--- START OF MATERIAL SHOWN ---

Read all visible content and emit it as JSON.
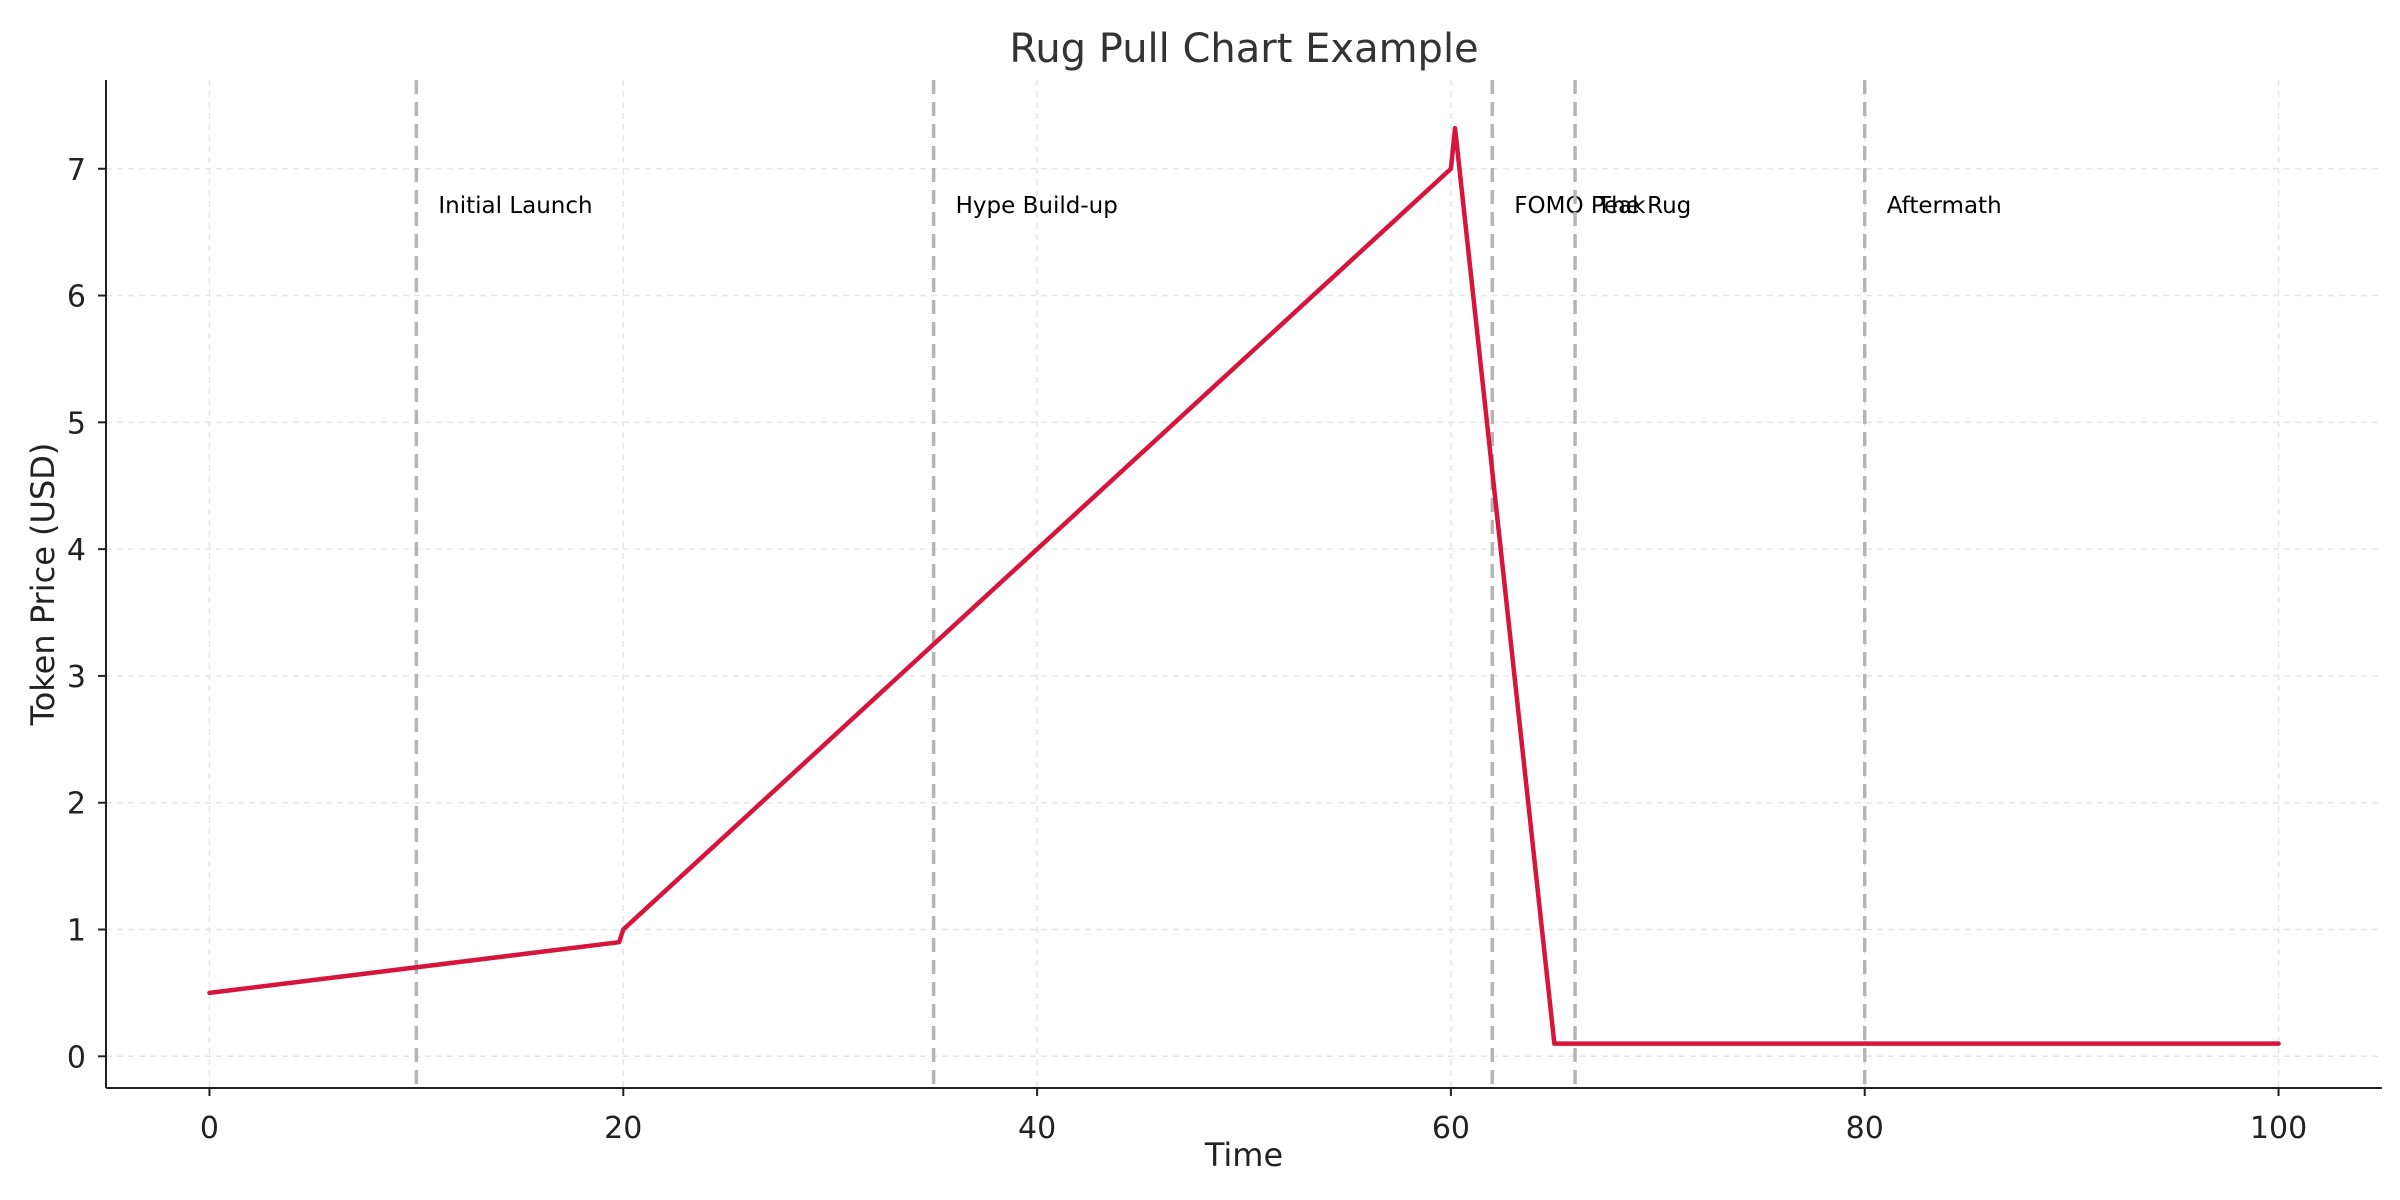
{
  "chart_data": {
    "type": "line",
    "title": "Rug Pull Chart Example",
    "xlabel": "Time",
    "ylabel": "Token Price (USD)",
    "xlim": [
      -5,
      105
    ],
    "ylim": [
      -0.25,
      7.7
    ],
    "xticks": [
      0,
      20,
      40,
      60,
      80,
      100
    ],
    "yticks": [
      0,
      1,
      2,
      3,
      4,
      5,
      6,
      7
    ],
    "grid": true,
    "series": [
      {
        "color": "#d7143c",
        "x": [
          0,
          19.8,
          20,
          60,
          60.2,
          65,
          100
        ],
        "y": [
          0.5,
          0.9,
          1.0,
          7.0,
          7.32,
          0.1,
          0.1
        ]
      }
    ],
    "phases": [
      {
        "x": 10,
        "label": "Initial Launch"
      },
      {
        "x": 35,
        "label": "Hype Build-up"
      },
      {
        "x": 62,
        "label": "FOMO Peak"
      },
      {
        "x": 66,
        "label": "The Rug"
      },
      {
        "x": 80,
        "label": "Aftermath"
      }
    ]
  }
}
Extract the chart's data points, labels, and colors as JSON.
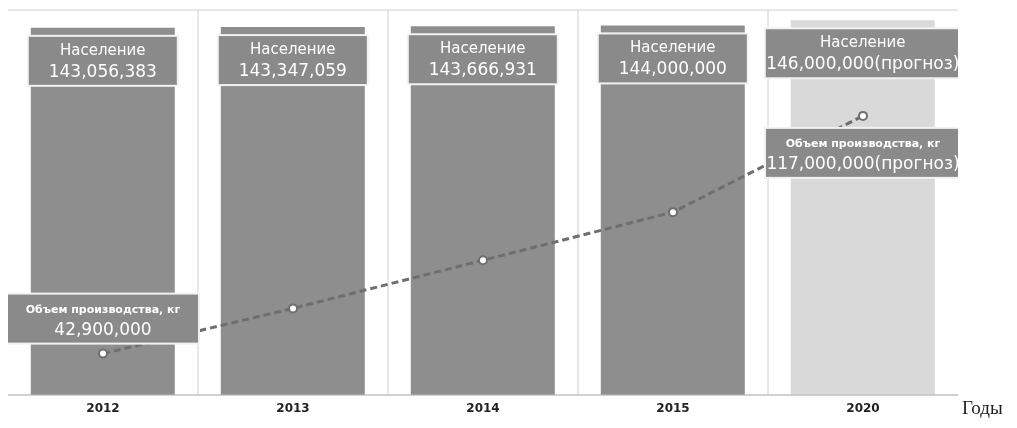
{
  "chart_data": {
    "type": "bar",
    "xlabel": "Годы",
    "categories": [
      "2012",
      "2013",
      "2014",
      "2015",
      "2020"
    ],
    "series": [
      {
        "name": "Население",
        "colors": [
          "#8e8e8e",
          "#8e8e8e",
          "#8e8e8e",
          "#8e8e8e",
          "#d9d9d9"
        ],
        "values": [
          143056383,
          143347059,
          143666931,
          144000000,
          146000000
        ],
        "value_labels": [
          "143,056,383",
          "143,347,059",
          "143,666,931",
          "144,000,000",
          "146,000,000(прогноз)"
        ]
      },
      {
        "name": "Объем производства, кг",
        "type": "line",
        "axis": "y2",
        "color": "#6e6e6e",
        "line_style": "dashed",
        "marker": "circle",
        "values": [
          42900000,
          57000000,
          72000000,
          87000000,
          117000000
        ],
        "value_labels": [
          "42,900,000",
          null,
          null,
          null,
          "117,000,000(прогноз)"
        ]
      }
    ],
    "ylim": [
      0,
      150000000
    ],
    "y2lim": [
      30000000,
      150000000
    ],
    "grid": true,
    "tick_labels": "x"
  }
}
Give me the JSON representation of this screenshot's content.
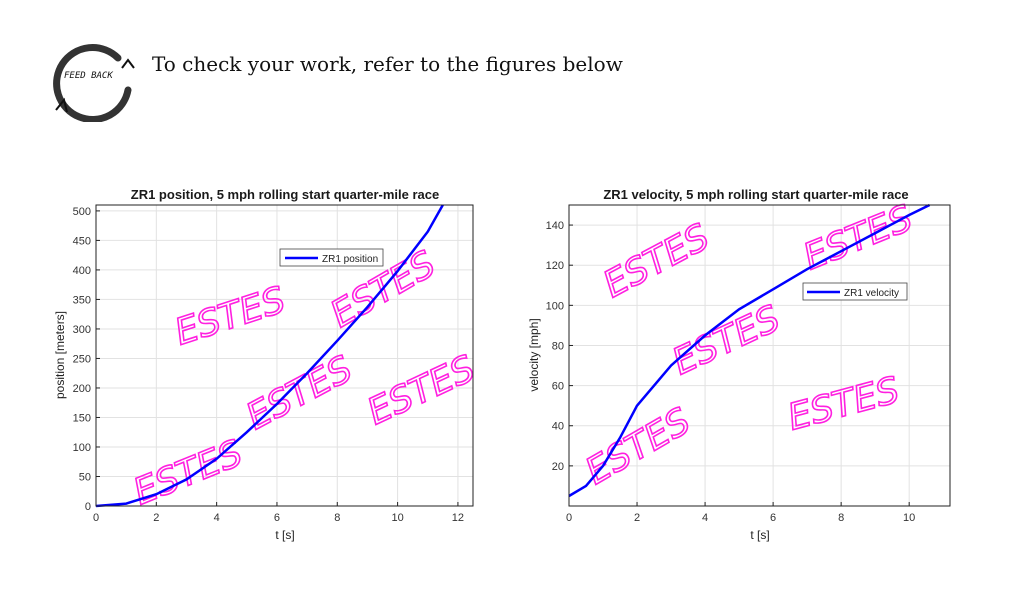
{
  "feedback_logo": {
    "text": "FEED BACK",
    "icon": "circular-arrow-icon"
  },
  "intro_text": "To check your work, refer to the figures below",
  "watermark": "ESTES",
  "colors": {
    "line": "#0000ff",
    "watermark": "#ff20e0",
    "grid": "#e2e2e2"
  },
  "chart_data": [
    {
      "type": "line",
      "title": "ZR1 position, 5 mph rolling start quarter-mile race",
      "xlabel": "t [s]",
      "ylabel": "position [meters]",
      "xlim": [
        0,
        12.5
      ],
      "ylim": [
        0,
        510
      ],
      "xticks": [
        0,
        2,
        4,
        6,
        8,
        10,
        12
      ],
      "yticks": [
        0,
        50,
        100,
        150,
        200,
        250,
        300,
        350,
        400,
        450,
        500
      ],
      "grid": true,
      "legend_position": "upper-right",
      "series": [
        {
          "name": "ZR1 position",
          "x": [
            0,
            1,
            2,
            3,
            4,
            5,
            6,
            7,
            8,
            9,
            10,
            11,
            11.5
          ],
          "y": [
            0,
            4,
            20,
            45,
            80,
            125,
            173,
            225,
            280,
            337,
            398,
            465,
            510
          ]
        }
      ]
    },
    {
      "type": "line",
      "title": "ZR1 velocity, 5 mph rolling start quarter-mile race",
      "xlabel": "t [s]",
      "ylabel": "velocity [mph]",
      "xlim": [
        0,
        11.2
      ],
      "ylim": [
        0,
        150
      ],
      "xticks": [
        0,
        2,
        4,
        6,
        8,
        10
      ],
      "yticks": [
        20,
        40,
        60,
        80,
        100,
        120,
        140
      ],
      "grid": true,
      "legend_position": "upper-right",
      "series": [
        {
          "name": "ZR1 velocity",
          "x": [
            0,
            0.5,
            1,
            1.5,
            2,
            3,
            4,
            5,
            6,
            7,
            8,
            9,
            10,
            10.6
          ],
          "y": [
            5,
            10,
            20,
            34,
            50,
            70,
            85,
            98,
            108,
            118,
            127,
            136,
            145,
            150
          ]
        }
      ]
    }
  ]
}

--- END OF MATERIAL SHOWN ---

■ WORK INSTRUCTIONS ■
Copy the data word for word. Pictures do not go in the copy.

■ CORRECT OUTPUT ■
Read all visible content and emit it as JSON.
{
  "chart_data": {
    "type": "line",
    "title": "Rug Pull Chart Example",
    "xlabel": "Time",
    "ylabel": "Token Price (USD)",
    "xlim": [
      -5,
      105
    ],
    "ylim": [
      -0.25,
      7.7
    ],
    "xticks": [
      0,
      20,
      40,
      60,
      80,
      100
    ],
    "yticks": [
      0,
      1,
      2,
      3,
      4,
      5,
      6,
      7
    ],
    "grid": true,
    "series": [
      {
        "color": "#d7143c",
        "x": [
          0,
          19.8,
          20,
          60,
          60.2,
          65,
          100
        ],
        "y": [
          0.5,
          0.9,
          1.0,
          7.0,
          7.32,
          0.1,
          0.1
        ]
      }
    ],
    "phases": [
      {
        "x": 10,
        "label": "Initial Launch"
      },
      {
        "x": 35,
        "label": "Hype Build-up"
      },
      {
        "x": 62,
        "label": "FOMO Peak"
      },
      {
        "x": 66,
        "label": "The Rug"
      },
      {
        "x": 80,
        "label": "Aftermath"
      }
    ]
  }
}
Extract the chart's data points, labels, and colors as JSON.
{
  "chart_data": {
    "type": "bar",
    "xlabel": "Годы",
    "categories": [
      "2012",
      "2013",
      "2014",
      "2015",
      "2020"
    ],
    "series": [
      {
        "name": "Население",
        "colors": [
          "#8e8e8e",
          "#8e8e8e",
          "#8e8e8e",
          "#8e8e8e",
          "#d9d9d9"
        ],
        "values": [
          143056383,
          143347059,
          143666931,
          144000000,
          146000000
        ],
        "value_labels": [
          "143,056,383",
          "143,347,059",
          "143,666,931",
          "144,000,000",
          "146,000,000(прогноз)"
        ]
      },
      {
        "name": "Объем производства, кг",
        "type": "line",
        "axis": "y2",
        "color": "#6e6e6e",
        "line_style": "dashed",
        "marker": "circle",
        "values": [
          42900000,
          57000000,
          72000000,
          87000000,
          117000000
        ],
        "value_labels": [
          "42,900,000",
          null,
          null,
          null,
          "117,000,000(прогноз)"
        ]
      }
    ],
    "ylim": [
      0,
      150000000
    ],
    "y2lim": [
      30000000,
      150000000
    ],
    "grid": true,
    "tick_labels": "x"
  }
}
Give me the JSON representation of this screenshot's content.
{
  "feedback_logo": {
    "text": "FEED BACK",
    "icon": "circular-arrow-icon"
  },
  "intro_text": "To check your work, refer to the figures below",
  "watermark": "ESTES",
  "colors": {
    "line": "#0000ff",
    "watermark": "#ff20e0",
    "grid": "#e2e2e2"
  },
  "chart_data": [
    {
      "type": "line",
      "title": "ZR1 position, 5 mph rolling start quarter-mile race",
      "xlabel": "t [s]",
      "ylabel": "position [meters]",
      "xlim": [
        0,
        12.5
      ],
      "ylim": [
        0,
        510
      ],
      "xticks": [
        0,
        2,
        4,
        6,
        8,
        10,
        12
      ],
      "yticks": [
        0,
        50,
        100,
        150,
        200,
        250,
        300,
        350,
        400,
        450,
        500
      ],
      "grid": true,
      "legend_position": "upper-right",
      "series": [
        {
          "name": "ZR1 position",
          "x": [
            0,
            1,
            2,
            3,
            4,
            5,
            6,
            7,
            8,
            9,
            10,
            11,
            11.5
          ],
          "y": [
            0,
            4,
            20,
            45,
            80,
            125,
            173,
            225,
            280,
            337,
            398,
            465,
            510
          ]
        }
      ]
    },
    {
      "type": "line",
      "title": "ZR1 velocity, 5 mph rolling start quarter-mile race",
      "xlabel": "t [s]",
      "ylabel": "velocity [mph]",
      "xlim": [
        0,
        11.2
      ],
      "ylim": [
        0,
        150
      ],
      "xticks": [
        0,
        2,
        4,
        6,
        8,
        10
      ],
      "yticks": [
        20,
        40,
        60,
        80,
        100,
        120,
        140
      ],
      "grid": true,
      "legend_position": "upper-right",
      "series": [
        {
          "name": "ZR1 velocity",
          "x": [
            0,
            0.5,
            1,
            1.5,
            2,
            3,
            4,
            5,
            6,
            7,
            8,
            9,
            10,
            10.6
          ],
          "y": [
            5,
            10,
            20,
            34,
            50,
            70,
            85,
            98,
            108,
            118,
            127,
            136,
            145,
            150
          ]
        }
      ]
    }
  ]
}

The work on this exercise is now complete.